Work to complete -
Repeat every record exactly, but keep images out of the copy.

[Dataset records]
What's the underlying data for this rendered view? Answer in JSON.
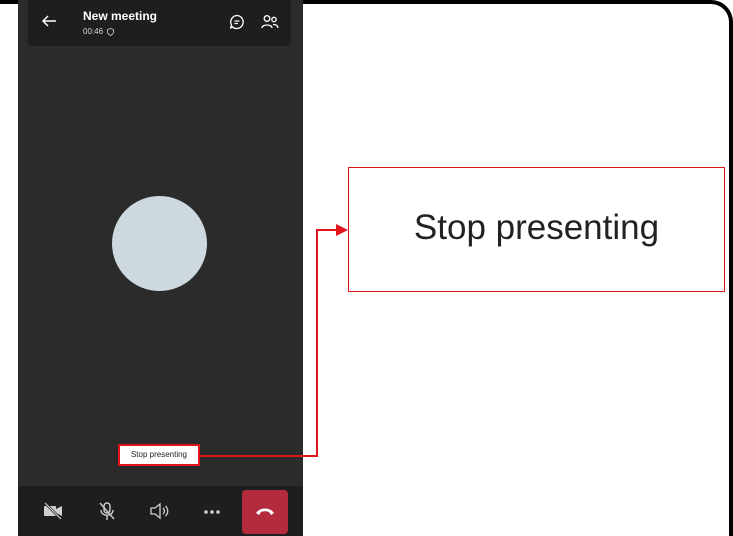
{
  "meeting": {
    "title": "New meeting",
    "timer": "00:46"
  },
  "toast": {
    "label": "Stop presenting"
  },
  "callout": {
    "label": "Stop presenting"
  },
  "colors": {
    "highlight": "#e0141b",
    "hangup": "#b32b3c",
    "avatar": "#cdd8df",
    "stage": "#2b2b2b",
    "bars": "#1e1e1e"
  },
  "icons": {
    "header": [
      "back-arrow-icon",
      "shield-icon",
      "chat-icon",
      "participants-icon"
    ],
    "callbar": [
      "video-off-icon",
      "mic-off-icon",
      "speaker-icon",
      "more-icon",
      "hang-up-icon"
    ]
  }
}
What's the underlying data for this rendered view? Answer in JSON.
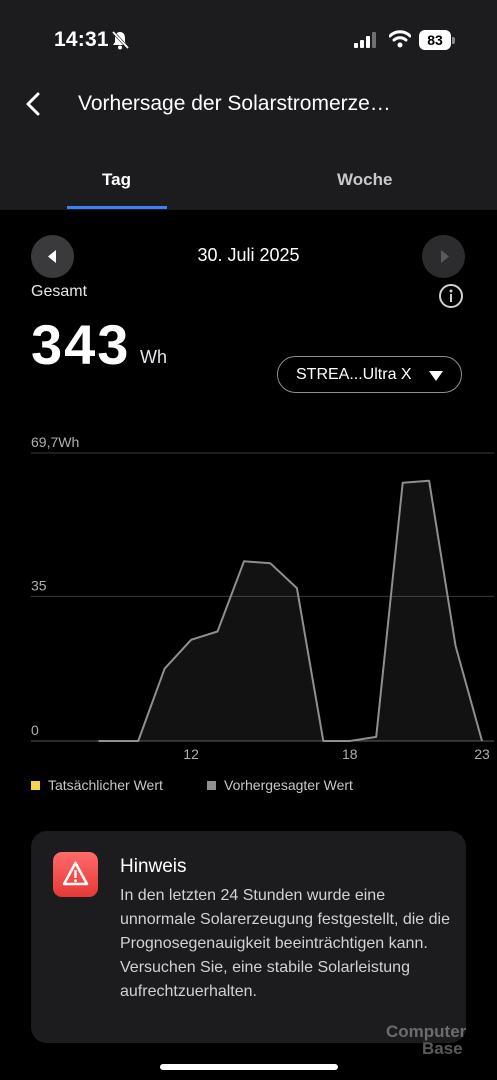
{
  "status": {
    "time": "14:31",
    "battery": "83"
  },
  "header": {
    "title": "Vorhersage der Solarstromerze…"
  },
  "tabs": [
    {
      "label": "Tag"
    },
    {
      "label": "Woche"
    }
  ],
  "date": "30. Juli 2025",
  "summary": {
    "label": "Gesamt",
    "value": "343",
    "unit": "Wh"
  },
  "device_select": {
    "selected": "STREA...Ultra X"
  },
  "chart_data": {
    "type": "area",
    "ylim": [
      0,
      69.7
    ],
    "ytick_labels": [
      "69,7Wh",
      "35",
      "0"
    ],
    "yticks": [
      69.7,
      35,
      0
    ],
    "xticks": [
      12,
      18,
      23
    ],
    "xlim": [
      7.8,
      23
    ],
    "series": [
      {
        "name": "Vorhergesagter Wert",
        "color": "#8e8e93",
        "x": [
          8.5,
          9,
          10,
          11,
          12,
          13,
          14,
          15,
          16,
          17,
          18,
          19,
          20,
          21,
          22,
          23
        ],
        "y": [
          0,
          0,
          0,
          17.5,
          24.5,
          26.5,
          43.5,
          43,
          37,
          0,
          0,
          1,
          62.5,
          63,
          23,
          0
        ]
      }
    ],
    "legend": [
      {
        "label": "Tatsächlicher Wert",
        "color": "#f5d547"
      },
      {
        "label": "Vorhergesagter Wert",
        "color": "#8e8e93"
      }
    ],
    "grid": true
  },
  "notice": {
    "title": "Hinweis",
    "body": "In den letzten 24 Stunden wurde eine unnormale Solarerzeugung festgestellt, die die Prognosegenauigkeit beeinträchtigen kann. Versuchen Sie, eine stabile Solarleistung aufrechtzuerhalten."
  },
  "watermark": {
    "line1": "Computer",
    "line2": "Base"
  }
}
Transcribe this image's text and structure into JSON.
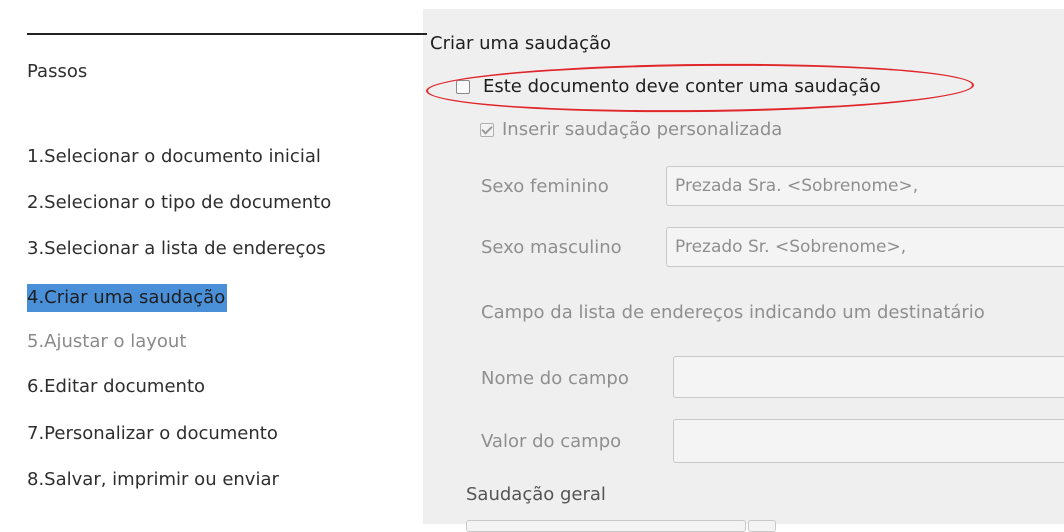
{
  "sidebar": {
    "header": "Passos",
    "steps": [
      {
        "label": "1.Selecionar o documento inicial"
      },
      {
        "label": "2.Selecionar o tipo de documento"
      },
      {
        "label": "3.Selecionar a lista de endereços"
      },
      {
        "label": "4.Criar uma saudação"
      },
      {
        "label": "5.Ajustar o layout"
      },
      {
        "label": "6.Editar documento"
      },
      {
        "label": "7.Personalizar o documento"
      },
      {
        "label": "8.Salvar, imprimir ou enviar"
      }
    ],
    "active_step": 4,
    "disabled_step": 5
  },
  "content": {
    "title": "Criar uma saudação",
    "contains_greeting": {
      "label": "Este documento deve conter uma saudação",
      "checked": false
    },
    "personalized": {
      "label": "Inserir saudação personalizada",
      "checked": true
    },
    "female": {
      "label": "Sexo feminino",
      "value": "Prezada Sra. <Sobrenome>,"
    },
    "male": {
      "label": "Sexo masculino",
      "value": "Prezado Sr. <Sobrenome>,"
    },
    "address_field_caption": "Campo da lista de endereços indicando um destinatário",
    "field_name": {
      "label": "Nome do campo",
      "value": ""
    },
    "field_value": {
      "label": "Valor do campo",
      "value": ""
    },
    "general_greeting": {
      "label": "Saudação geral"
    }
  },
  "colors": {
    "highlight": "#4a90d9",
    "annotation": "#e0262a",
    "pane_background": "#efefef"
  }
}
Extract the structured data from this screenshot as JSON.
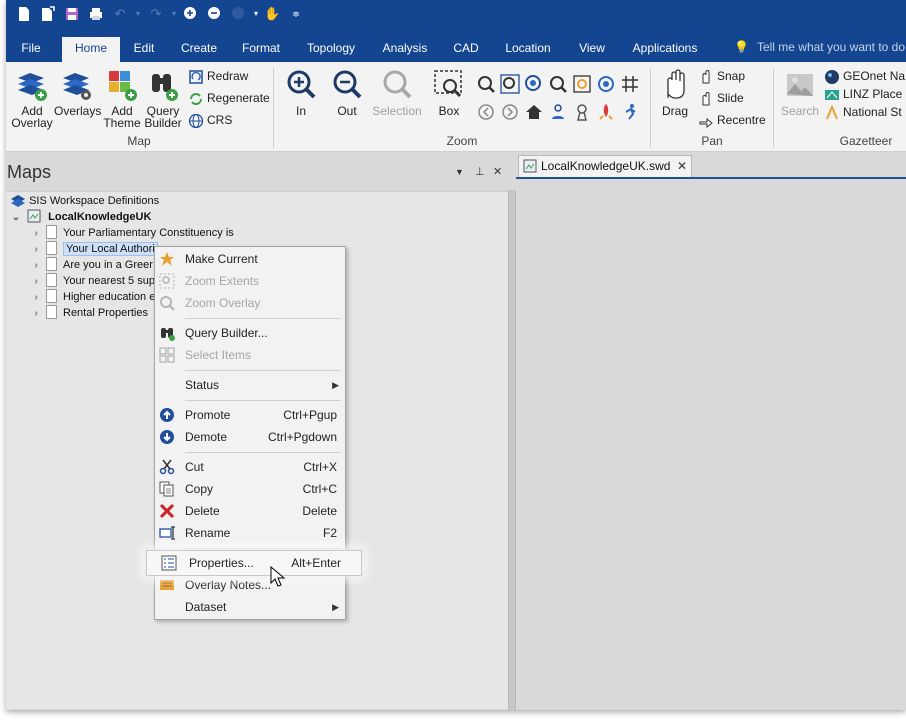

Task result -
What's the underlying data for this rendered view? Answer in JSON.
{
  "meeting": {
    "title": "New meeting",
    "timer": "00:46"
  },
  "toast": {
    "label": "Stop presenting"
  },
  "callout": {
    "label": "Stop presenting"
  },
  "colors": {
    "highlight": "#e0141b",
    "hangup": "#b32b3c",
    "avatar": "#cdd8df",
    "stage": "#2b2b2b",
    "bars": "#1e1e1e"
  },
  "icons": {
    "header": [
      "back-arrow-icon",
      "shield-icon",
      "chat-icon",
      "participants-icon"
    ],
    "callbar": [
      "video-off-icon",
      "mic-off-icon",
      "speaker-icon",
      "more-icon",
      "hang-up-icon"
    ]
  }
}
What's the underlying data for this rendered view? Answer in JSON.
{
  "status": {
    "time": "14:31",
    "battery": "83"
  },
  "header": {
    "title": "Vorhersage der Solarstromerze…"
  },
  "tabs": [
    {
      "label": "Tag"
    },
    {
      "label": "Woche"
    }
  ],
  "date": "30. Juli 2025",
  "summary": {
    "label": "Gesamt",
    "value": "343",
    "unit": "Wh"
  },
  "device_select": {
    "selected": "STREA...Ultra X"
  },
  "chart_data": {
    "type": "area",
    "ylim": [
      0,
      69.7
    ],
    "ytick_labels": [
      "69,7Wh",
      "35",
      "0"
    ],
    "yticks": [
      69.7,
      35,
      0
    ],
    "xticks": [
      12,
      18,
      23
    ],
    "xlim": [
      7.8,
      23
    ],
    "series": [
      {
        "name": "Vorhergesagter Wert",
        "color": "#8e8e93",
        "x": [
          8.5,
          9,
          10,
          11,
          12,
          13,
          14,
          15,
          16,
          17,
          18,
          19,
          20,
          21,
          22,
          23
        ],
        "y": [
          0,
          0,
          0,
          17.5,
          24.5,
          26.5,
          43.5,
          43,
          37,
          0,
          0,
          1,
          62.5,
          63,
          23,
          0
        ]
      }
    ],
    "legend": [
      {
        "label": "Tatsächlicher Wert",
        "color": "#f5d547"
      },
      {
        "label": "Vorhergesagter Wert",
        "color": "#8e8e93"
      }
    ],
    "grid": true
  },
  "notice": {
    "title": "Hinweis",
    "body": "In den letzten 24 Stunden wurde eine unnormale Solarerzeugung festgestellt, die die Prognosegenauigkeit beeinträchtigen kann. Versuchen Sie, eine stabile Solarleistung aufrechtzuerhalten."
  },
  "watermark": {
    "line1": "Computer",
    "line2": "Base"
  }
}
Transcribe this image's text and structure into JSON.
{
  "sidebar": {
    "header": "Passos",
    "steps": [
      {
        "label": "1.Selecionar o documento inicial"
      },
      {
        "label": "2.Selecionar o tipo de documento"
      },
      {
        "label": "3.Selecionar a lista de endereços"
      },
      {
        "label": "4.Criar uma saudação"
      },
      {
        "label": "5.Ajustar o layout"
      },
      {
        "label": "6.Editar documento"
      },
      {
        "label": "7.Personalizar o documento"
      },
      {
        "label": "8.Salvar, imprimir ou enviar"
      }
    ],
    "active_step": 4,
    "disabled_step": 5
  },
  "content": {
    "title": "Criar uma saudação",
    "contains_greeting": {
      "label": "Este documento deve conter uma saudação",
      "checked": false
    },
    "personalized": {
      "label": "Inserir saudação personalizada",
      "checked": true
    },
    "female": {
      "label": "Sexo feminino",
      "value": "Prezada Sra. <Sobrenome>,"
    },
    "male": {
      "label": "Sexo masculino",
      "value": "Prezado Sr. <Sobrenome>,"
    },
    "address_field_caption": "Campo da lista de endereços indicando um destinatário",
    "field_name": {
      "label": "Nome do campo",
      "value": ""
    },
    "field_value": {
      "label": "Valor do campo",
      "value": ""
    },
    "general_greeting": {
      "label": "Saudação geral"
    }
  },
  "colors": {
    "highlight": "#4a90d9",
    "annotation": "#e0262a",
    "pane_background": "#efefef"
  }
}
Extract the structured data from this screenshot as JSON.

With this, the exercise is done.